» WHAT TO PRODUCE
Among the entries that follow, find every line with the word "Citrulline" and list it.
----------------
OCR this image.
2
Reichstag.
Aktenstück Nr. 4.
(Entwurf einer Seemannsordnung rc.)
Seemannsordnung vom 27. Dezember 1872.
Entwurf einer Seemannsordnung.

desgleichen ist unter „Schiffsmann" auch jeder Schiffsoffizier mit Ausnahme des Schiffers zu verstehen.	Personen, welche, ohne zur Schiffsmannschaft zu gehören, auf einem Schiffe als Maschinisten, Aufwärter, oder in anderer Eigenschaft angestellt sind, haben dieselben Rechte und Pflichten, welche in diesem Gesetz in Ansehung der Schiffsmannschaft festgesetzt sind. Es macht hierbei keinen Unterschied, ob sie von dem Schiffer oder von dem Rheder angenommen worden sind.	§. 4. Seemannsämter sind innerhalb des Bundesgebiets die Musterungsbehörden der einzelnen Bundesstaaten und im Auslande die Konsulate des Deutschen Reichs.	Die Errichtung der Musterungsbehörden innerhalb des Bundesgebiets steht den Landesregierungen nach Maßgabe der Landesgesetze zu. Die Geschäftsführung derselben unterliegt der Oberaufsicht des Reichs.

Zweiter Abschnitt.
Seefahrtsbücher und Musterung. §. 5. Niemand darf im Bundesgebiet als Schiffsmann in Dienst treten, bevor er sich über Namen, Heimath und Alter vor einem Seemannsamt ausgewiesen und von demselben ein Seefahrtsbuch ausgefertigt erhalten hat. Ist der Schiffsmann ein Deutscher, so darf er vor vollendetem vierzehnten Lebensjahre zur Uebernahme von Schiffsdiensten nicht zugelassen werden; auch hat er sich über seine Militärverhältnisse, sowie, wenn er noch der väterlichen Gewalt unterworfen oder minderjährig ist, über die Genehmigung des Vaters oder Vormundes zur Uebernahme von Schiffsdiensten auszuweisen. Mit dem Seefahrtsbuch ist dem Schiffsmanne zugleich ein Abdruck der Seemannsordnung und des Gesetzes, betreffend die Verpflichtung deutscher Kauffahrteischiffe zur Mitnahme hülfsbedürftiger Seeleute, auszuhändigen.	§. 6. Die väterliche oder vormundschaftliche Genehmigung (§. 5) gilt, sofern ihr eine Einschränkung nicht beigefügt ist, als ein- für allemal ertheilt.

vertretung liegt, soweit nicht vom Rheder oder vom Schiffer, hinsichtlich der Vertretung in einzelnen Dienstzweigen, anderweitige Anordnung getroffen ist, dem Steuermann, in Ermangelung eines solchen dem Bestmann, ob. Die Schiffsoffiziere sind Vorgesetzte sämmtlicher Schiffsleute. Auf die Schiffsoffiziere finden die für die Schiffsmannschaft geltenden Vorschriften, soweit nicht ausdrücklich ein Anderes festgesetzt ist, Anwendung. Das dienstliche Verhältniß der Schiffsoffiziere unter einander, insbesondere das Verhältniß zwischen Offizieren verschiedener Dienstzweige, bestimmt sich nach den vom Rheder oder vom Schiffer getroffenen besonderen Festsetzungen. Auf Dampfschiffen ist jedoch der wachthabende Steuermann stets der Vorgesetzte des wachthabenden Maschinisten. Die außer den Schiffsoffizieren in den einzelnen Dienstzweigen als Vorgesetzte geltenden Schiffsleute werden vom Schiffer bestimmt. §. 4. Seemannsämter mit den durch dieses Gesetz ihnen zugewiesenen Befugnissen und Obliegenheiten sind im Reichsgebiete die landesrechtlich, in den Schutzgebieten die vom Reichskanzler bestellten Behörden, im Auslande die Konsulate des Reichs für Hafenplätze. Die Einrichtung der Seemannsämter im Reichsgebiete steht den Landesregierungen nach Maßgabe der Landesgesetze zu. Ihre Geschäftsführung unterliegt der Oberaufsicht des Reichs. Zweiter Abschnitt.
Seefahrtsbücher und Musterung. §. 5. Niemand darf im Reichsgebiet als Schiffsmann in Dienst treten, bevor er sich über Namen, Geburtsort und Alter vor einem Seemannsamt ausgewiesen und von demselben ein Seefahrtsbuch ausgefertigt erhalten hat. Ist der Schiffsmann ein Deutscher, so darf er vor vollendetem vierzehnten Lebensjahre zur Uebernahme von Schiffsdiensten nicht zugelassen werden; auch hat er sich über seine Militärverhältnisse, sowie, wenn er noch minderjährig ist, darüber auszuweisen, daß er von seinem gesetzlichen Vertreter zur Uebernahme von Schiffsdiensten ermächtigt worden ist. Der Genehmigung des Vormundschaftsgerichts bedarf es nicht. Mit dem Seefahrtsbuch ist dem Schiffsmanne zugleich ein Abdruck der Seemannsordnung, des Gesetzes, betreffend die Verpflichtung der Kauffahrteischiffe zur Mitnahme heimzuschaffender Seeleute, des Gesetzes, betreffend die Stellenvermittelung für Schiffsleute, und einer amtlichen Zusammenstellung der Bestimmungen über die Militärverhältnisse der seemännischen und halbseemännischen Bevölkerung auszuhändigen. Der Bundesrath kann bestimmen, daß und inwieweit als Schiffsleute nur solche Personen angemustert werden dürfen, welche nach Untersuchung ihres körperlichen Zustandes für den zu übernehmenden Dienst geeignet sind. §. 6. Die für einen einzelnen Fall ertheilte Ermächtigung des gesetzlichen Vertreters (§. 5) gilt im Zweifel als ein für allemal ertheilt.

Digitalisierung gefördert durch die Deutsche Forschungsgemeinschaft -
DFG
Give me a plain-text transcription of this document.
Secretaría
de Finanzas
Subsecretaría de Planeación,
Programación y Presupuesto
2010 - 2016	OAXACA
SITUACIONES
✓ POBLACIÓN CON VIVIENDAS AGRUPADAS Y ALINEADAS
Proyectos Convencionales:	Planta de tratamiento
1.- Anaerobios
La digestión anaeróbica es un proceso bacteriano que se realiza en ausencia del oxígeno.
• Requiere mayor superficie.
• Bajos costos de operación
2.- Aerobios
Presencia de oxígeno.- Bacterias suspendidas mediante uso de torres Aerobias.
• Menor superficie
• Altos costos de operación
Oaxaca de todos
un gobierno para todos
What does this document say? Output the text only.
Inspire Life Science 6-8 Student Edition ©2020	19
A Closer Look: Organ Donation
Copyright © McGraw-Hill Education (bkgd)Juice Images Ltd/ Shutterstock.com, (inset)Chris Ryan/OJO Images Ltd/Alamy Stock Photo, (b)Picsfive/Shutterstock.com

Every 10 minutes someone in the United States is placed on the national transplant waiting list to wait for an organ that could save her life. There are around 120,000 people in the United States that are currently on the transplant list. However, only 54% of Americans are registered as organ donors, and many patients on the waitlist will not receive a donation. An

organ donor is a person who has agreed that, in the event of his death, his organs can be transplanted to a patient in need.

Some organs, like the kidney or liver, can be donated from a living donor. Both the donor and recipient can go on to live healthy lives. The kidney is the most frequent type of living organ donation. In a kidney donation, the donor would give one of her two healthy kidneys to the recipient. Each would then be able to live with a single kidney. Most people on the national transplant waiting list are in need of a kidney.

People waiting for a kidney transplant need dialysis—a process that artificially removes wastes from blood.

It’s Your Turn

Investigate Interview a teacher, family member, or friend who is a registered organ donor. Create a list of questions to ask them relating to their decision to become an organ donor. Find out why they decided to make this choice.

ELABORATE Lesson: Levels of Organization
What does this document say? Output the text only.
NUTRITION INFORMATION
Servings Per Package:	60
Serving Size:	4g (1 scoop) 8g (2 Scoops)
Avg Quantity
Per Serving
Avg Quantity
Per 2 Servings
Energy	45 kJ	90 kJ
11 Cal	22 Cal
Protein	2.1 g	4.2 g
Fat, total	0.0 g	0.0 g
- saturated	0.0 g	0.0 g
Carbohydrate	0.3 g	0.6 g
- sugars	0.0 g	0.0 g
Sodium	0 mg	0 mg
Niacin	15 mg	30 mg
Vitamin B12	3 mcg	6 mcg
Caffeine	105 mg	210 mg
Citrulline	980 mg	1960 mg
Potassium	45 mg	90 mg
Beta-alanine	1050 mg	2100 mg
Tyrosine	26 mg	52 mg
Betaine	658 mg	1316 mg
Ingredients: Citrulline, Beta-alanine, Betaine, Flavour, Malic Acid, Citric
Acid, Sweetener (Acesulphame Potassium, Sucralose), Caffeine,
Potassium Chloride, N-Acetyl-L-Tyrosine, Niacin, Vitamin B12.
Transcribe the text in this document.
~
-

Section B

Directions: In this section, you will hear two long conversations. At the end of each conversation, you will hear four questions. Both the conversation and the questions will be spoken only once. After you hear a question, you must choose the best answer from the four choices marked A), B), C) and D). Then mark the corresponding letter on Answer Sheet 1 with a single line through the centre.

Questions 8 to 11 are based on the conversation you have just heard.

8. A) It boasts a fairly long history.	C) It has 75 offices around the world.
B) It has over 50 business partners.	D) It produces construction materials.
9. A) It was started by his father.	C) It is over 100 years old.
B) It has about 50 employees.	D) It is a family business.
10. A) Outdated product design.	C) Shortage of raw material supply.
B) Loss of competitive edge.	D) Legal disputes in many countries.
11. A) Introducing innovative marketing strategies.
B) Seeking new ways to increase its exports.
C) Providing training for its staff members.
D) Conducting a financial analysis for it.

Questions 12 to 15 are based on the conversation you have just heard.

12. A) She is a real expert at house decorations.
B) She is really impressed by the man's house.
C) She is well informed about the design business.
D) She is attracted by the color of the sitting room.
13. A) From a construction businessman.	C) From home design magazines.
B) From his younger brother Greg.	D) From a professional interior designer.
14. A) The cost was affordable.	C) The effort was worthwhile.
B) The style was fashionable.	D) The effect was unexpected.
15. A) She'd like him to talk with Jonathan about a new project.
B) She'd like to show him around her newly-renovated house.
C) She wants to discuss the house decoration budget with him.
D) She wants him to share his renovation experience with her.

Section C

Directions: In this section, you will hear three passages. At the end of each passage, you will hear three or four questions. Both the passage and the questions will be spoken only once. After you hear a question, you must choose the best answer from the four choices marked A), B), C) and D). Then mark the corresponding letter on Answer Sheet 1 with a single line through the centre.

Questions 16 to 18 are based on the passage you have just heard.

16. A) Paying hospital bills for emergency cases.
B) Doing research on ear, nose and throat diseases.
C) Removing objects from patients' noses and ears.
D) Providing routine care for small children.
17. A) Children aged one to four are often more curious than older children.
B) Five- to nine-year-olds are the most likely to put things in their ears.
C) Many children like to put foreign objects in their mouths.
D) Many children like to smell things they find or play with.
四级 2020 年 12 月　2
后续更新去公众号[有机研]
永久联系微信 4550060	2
----------------
» ANSWER BOX
Citrulline	980 mg	1960 mg
Ingredients: Citrulline, Beta-alanine, Betaine, Flavour, Malic Acid, Citric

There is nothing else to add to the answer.